• YOUR TASK
Copy every line with the string "bottom" in it.

• EXERCISE INPUT
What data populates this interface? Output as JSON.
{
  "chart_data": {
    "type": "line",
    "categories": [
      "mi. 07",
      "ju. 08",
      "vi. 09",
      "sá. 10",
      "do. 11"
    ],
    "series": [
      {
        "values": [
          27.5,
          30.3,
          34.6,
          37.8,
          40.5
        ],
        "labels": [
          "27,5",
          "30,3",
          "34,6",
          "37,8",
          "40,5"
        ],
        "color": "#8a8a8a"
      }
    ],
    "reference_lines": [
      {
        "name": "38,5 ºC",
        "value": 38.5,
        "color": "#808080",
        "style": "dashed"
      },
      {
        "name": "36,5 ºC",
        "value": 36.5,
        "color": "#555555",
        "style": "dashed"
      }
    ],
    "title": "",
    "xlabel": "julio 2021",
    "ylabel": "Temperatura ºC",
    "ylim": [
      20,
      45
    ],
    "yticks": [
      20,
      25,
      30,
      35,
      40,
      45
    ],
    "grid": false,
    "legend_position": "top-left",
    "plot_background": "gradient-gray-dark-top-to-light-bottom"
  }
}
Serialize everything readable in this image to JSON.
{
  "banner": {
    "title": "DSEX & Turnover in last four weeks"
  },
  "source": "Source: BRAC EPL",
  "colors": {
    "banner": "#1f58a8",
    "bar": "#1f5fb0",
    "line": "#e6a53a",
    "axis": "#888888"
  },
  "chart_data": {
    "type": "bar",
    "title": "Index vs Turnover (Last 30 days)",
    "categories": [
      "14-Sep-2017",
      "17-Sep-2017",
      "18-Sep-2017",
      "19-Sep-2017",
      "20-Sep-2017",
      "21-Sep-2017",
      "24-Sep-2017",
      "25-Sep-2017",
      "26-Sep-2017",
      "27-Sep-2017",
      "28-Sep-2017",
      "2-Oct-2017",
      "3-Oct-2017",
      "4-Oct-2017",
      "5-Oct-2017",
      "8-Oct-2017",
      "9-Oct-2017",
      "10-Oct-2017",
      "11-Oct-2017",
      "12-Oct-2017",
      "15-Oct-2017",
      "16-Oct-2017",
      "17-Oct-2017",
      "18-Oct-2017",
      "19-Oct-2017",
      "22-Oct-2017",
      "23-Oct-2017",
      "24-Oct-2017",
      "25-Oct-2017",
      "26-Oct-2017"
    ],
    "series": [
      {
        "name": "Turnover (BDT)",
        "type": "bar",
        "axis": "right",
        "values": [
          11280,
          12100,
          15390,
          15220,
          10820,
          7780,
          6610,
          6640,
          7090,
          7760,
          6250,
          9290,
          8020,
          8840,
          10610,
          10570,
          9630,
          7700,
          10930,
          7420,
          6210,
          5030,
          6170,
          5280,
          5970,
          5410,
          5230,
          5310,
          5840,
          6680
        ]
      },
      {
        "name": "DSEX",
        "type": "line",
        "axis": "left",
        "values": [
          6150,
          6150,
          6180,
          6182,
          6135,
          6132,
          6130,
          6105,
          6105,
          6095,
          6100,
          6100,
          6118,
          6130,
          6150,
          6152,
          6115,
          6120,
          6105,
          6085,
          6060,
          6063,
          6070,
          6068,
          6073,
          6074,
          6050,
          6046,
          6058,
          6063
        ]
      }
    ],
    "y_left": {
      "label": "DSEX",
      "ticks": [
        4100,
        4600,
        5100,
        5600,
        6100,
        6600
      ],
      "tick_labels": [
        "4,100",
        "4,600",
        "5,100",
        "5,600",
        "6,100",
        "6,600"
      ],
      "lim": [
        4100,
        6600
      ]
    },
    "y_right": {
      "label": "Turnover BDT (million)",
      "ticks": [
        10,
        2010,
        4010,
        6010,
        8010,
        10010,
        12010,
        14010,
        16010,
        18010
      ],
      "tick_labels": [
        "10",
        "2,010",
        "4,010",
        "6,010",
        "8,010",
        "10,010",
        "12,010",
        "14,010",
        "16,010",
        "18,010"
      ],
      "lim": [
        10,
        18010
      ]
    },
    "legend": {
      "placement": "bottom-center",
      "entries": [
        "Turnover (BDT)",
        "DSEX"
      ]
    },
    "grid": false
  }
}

• THE OUTPUT
    "plot_background": "gradient-gray-dark-top-to-light-bottom"
      "placement": "bottom-center",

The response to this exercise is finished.